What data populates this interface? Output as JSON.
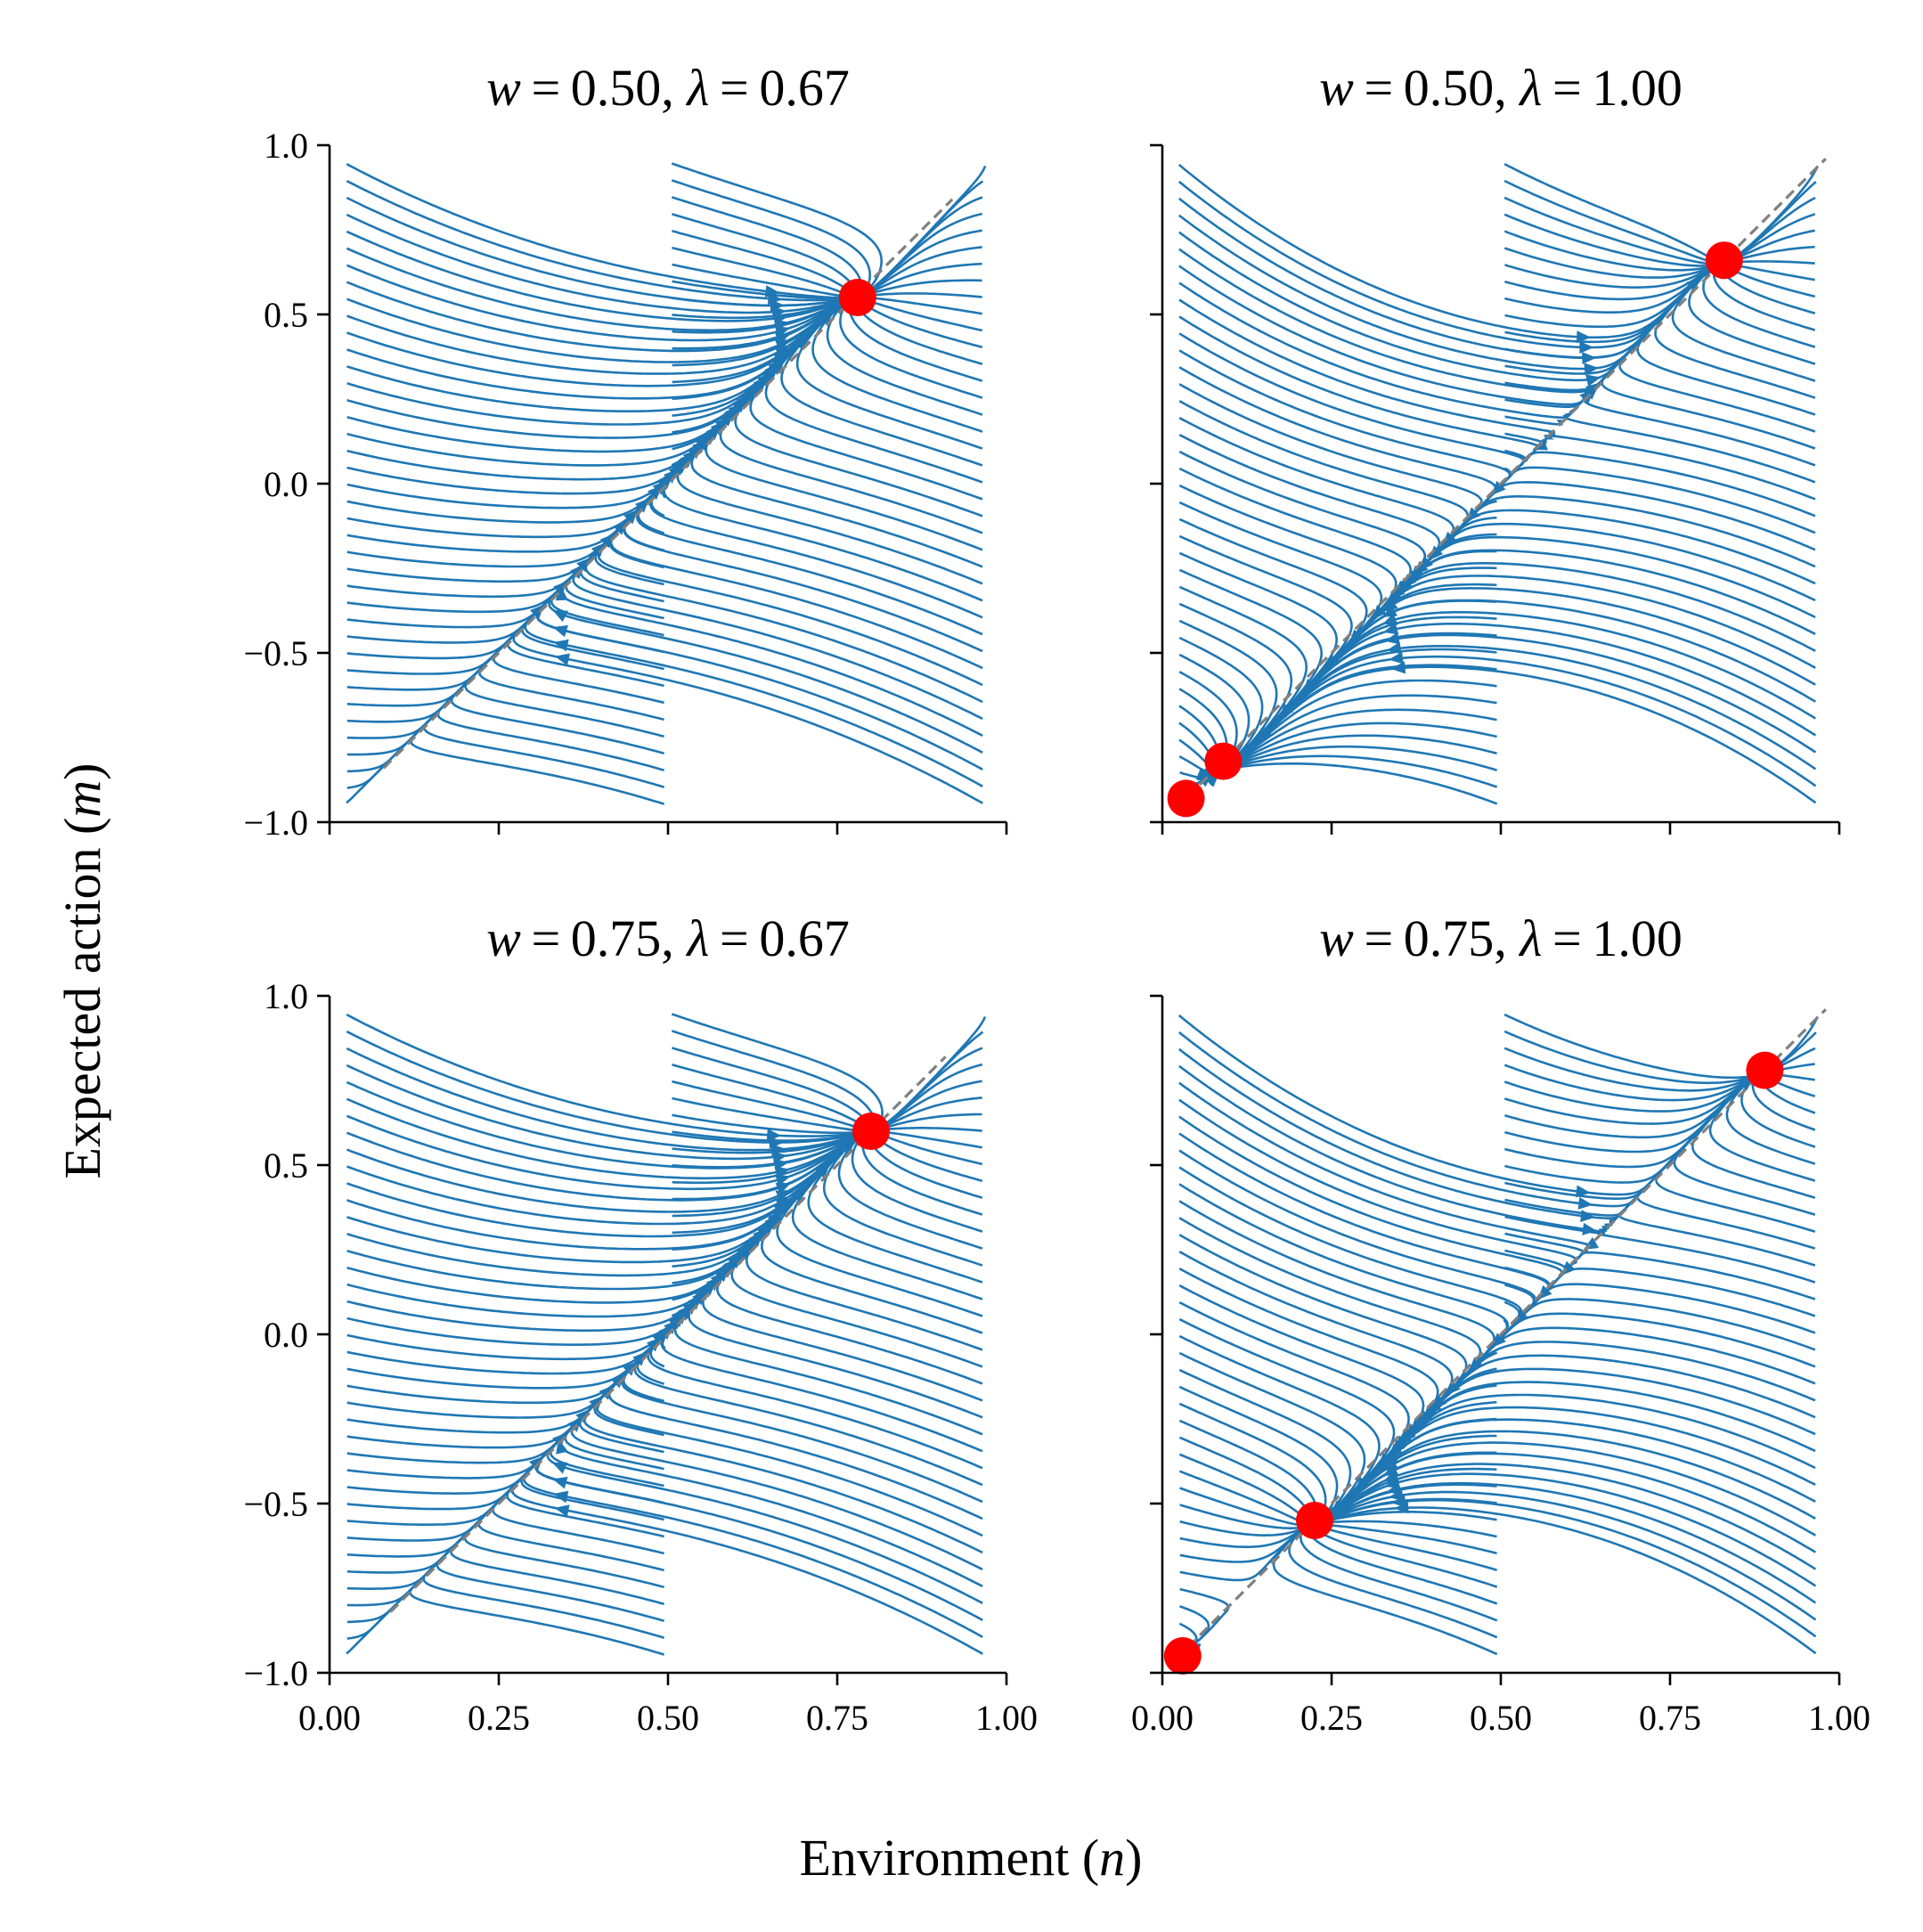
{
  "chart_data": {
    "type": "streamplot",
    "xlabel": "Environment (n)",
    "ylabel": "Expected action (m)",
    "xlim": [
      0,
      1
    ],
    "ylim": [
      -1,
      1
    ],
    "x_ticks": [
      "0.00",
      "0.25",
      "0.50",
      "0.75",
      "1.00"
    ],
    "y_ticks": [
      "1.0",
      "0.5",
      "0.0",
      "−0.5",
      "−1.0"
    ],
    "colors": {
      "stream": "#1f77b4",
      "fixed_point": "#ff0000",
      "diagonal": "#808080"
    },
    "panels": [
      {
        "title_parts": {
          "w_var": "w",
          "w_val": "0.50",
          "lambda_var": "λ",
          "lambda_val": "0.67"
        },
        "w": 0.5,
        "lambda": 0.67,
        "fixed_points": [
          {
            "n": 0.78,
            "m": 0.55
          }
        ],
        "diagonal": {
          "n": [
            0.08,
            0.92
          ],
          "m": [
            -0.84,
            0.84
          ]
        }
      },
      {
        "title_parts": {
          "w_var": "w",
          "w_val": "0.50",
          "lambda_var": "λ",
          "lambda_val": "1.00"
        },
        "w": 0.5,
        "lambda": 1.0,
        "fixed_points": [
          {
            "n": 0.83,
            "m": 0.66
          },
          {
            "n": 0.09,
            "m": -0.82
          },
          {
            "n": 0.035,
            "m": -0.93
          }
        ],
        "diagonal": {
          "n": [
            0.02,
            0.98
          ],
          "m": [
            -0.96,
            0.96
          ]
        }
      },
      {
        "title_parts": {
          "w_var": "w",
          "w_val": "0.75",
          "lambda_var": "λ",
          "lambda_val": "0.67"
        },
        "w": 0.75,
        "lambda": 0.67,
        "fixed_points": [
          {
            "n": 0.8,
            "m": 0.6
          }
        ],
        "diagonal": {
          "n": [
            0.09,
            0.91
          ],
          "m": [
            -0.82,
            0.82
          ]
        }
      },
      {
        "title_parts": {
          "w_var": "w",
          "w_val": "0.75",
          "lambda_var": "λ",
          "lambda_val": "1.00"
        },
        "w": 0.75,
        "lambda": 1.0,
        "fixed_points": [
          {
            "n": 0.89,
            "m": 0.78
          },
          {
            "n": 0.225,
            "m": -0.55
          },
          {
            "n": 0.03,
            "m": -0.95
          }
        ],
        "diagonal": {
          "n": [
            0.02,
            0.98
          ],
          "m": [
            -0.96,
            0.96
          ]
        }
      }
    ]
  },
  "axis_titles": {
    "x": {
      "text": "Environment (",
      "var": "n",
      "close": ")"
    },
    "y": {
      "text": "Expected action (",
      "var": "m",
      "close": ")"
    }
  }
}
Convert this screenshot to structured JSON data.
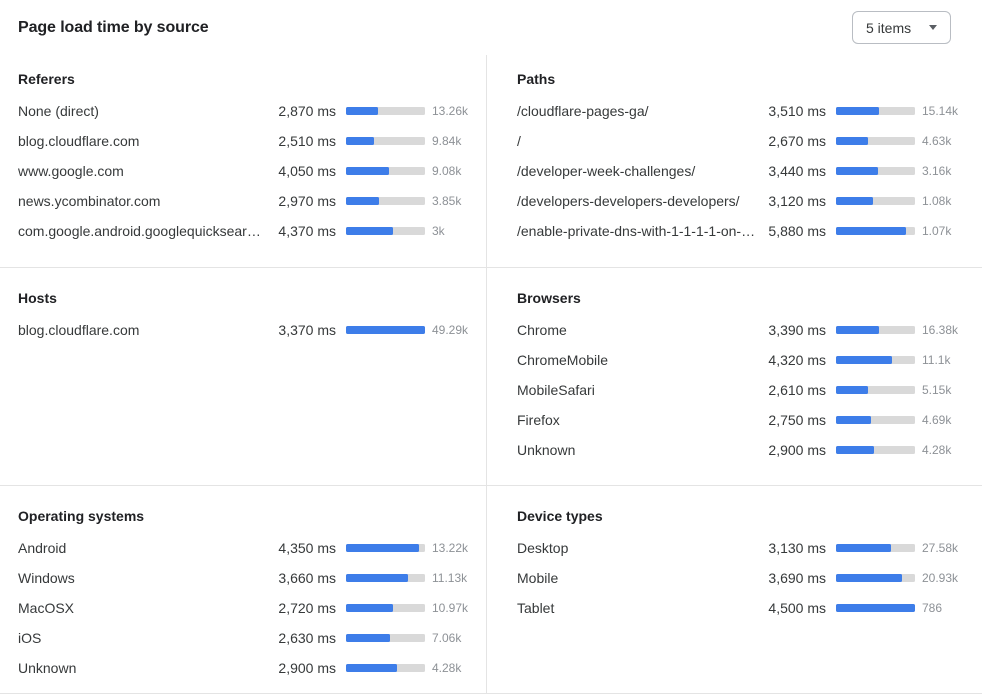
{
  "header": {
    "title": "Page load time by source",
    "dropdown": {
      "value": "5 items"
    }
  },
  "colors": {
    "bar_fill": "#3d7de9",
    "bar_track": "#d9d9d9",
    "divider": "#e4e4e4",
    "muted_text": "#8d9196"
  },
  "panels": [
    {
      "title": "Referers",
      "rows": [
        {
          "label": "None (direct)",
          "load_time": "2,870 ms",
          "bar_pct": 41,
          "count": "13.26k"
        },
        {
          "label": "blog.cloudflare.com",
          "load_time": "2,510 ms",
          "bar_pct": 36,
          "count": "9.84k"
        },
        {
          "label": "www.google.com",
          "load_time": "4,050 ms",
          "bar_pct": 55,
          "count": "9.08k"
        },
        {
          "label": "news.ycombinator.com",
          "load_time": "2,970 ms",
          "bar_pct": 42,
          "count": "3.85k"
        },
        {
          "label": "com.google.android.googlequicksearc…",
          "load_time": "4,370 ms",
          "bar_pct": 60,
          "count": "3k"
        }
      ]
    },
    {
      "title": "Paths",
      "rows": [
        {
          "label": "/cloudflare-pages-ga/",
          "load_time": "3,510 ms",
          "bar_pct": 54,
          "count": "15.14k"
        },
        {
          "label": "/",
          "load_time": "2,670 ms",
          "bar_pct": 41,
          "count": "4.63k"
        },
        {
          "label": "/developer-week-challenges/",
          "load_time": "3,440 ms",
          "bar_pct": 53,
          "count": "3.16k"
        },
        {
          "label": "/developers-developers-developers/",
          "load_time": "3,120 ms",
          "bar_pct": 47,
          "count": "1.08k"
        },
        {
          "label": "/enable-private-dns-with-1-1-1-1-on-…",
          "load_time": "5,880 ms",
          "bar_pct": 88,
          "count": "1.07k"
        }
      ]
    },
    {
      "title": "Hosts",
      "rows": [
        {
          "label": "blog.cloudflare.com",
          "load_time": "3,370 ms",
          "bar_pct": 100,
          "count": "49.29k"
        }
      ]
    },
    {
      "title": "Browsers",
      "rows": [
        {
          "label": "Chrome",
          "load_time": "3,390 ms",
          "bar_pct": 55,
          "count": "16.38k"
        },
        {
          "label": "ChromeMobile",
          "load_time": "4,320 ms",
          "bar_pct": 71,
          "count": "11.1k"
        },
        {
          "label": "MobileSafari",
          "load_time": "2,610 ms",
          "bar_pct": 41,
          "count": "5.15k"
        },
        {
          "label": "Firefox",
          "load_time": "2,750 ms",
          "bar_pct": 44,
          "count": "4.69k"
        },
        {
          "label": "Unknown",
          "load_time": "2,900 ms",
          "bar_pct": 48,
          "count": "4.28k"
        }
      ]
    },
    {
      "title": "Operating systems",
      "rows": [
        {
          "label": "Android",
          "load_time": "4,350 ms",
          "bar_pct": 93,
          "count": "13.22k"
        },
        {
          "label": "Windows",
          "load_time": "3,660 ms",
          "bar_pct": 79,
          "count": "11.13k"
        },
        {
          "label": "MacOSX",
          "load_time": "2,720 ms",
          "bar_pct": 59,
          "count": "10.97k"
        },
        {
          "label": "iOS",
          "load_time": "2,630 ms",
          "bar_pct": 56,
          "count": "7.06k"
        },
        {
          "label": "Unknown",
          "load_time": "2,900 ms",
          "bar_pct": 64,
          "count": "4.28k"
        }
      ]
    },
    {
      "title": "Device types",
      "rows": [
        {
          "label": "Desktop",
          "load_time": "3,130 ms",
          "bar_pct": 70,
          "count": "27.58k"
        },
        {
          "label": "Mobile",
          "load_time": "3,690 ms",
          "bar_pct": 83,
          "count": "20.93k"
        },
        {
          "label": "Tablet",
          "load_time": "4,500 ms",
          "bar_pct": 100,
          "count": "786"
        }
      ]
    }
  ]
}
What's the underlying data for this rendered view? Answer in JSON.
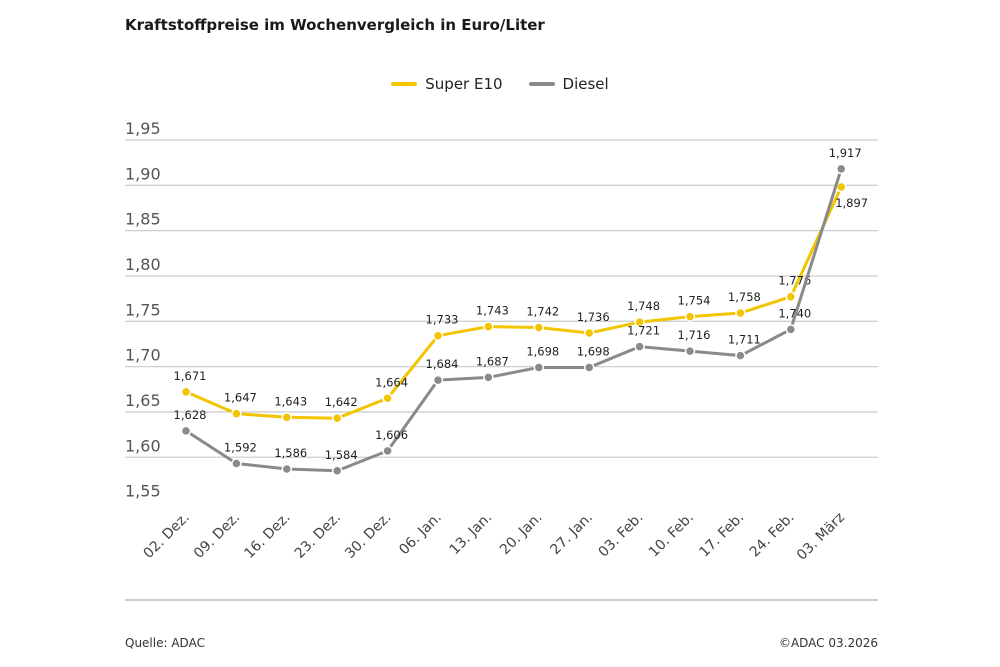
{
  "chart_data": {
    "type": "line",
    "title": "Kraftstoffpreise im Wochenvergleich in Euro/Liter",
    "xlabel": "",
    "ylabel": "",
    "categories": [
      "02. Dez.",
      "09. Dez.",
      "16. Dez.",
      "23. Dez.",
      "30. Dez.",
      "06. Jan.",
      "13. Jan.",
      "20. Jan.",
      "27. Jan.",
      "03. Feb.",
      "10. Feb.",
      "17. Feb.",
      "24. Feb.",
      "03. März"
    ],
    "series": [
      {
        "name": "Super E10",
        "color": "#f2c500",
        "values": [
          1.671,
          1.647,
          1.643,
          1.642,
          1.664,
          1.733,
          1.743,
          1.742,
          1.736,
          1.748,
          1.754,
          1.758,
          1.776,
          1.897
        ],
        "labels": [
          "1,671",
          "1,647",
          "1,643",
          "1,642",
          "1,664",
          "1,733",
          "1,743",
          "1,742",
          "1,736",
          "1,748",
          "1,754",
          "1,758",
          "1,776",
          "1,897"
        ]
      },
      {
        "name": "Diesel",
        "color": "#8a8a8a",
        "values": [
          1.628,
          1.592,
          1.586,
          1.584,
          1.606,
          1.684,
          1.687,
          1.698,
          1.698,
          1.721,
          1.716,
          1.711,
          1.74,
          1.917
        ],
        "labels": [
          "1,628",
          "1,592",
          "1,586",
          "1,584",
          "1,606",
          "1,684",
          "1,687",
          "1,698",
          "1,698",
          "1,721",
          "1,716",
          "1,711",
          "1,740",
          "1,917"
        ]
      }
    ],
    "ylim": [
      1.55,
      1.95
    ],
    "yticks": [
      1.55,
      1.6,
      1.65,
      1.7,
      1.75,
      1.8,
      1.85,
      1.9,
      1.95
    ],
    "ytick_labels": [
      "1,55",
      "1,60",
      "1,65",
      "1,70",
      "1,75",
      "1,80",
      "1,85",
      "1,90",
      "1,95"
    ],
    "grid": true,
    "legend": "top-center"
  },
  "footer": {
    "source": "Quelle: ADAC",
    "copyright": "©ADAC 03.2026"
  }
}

····················

- Required task:
The answer should be a single number: the count of lines in the data that include the string "JSON".

- The response:
3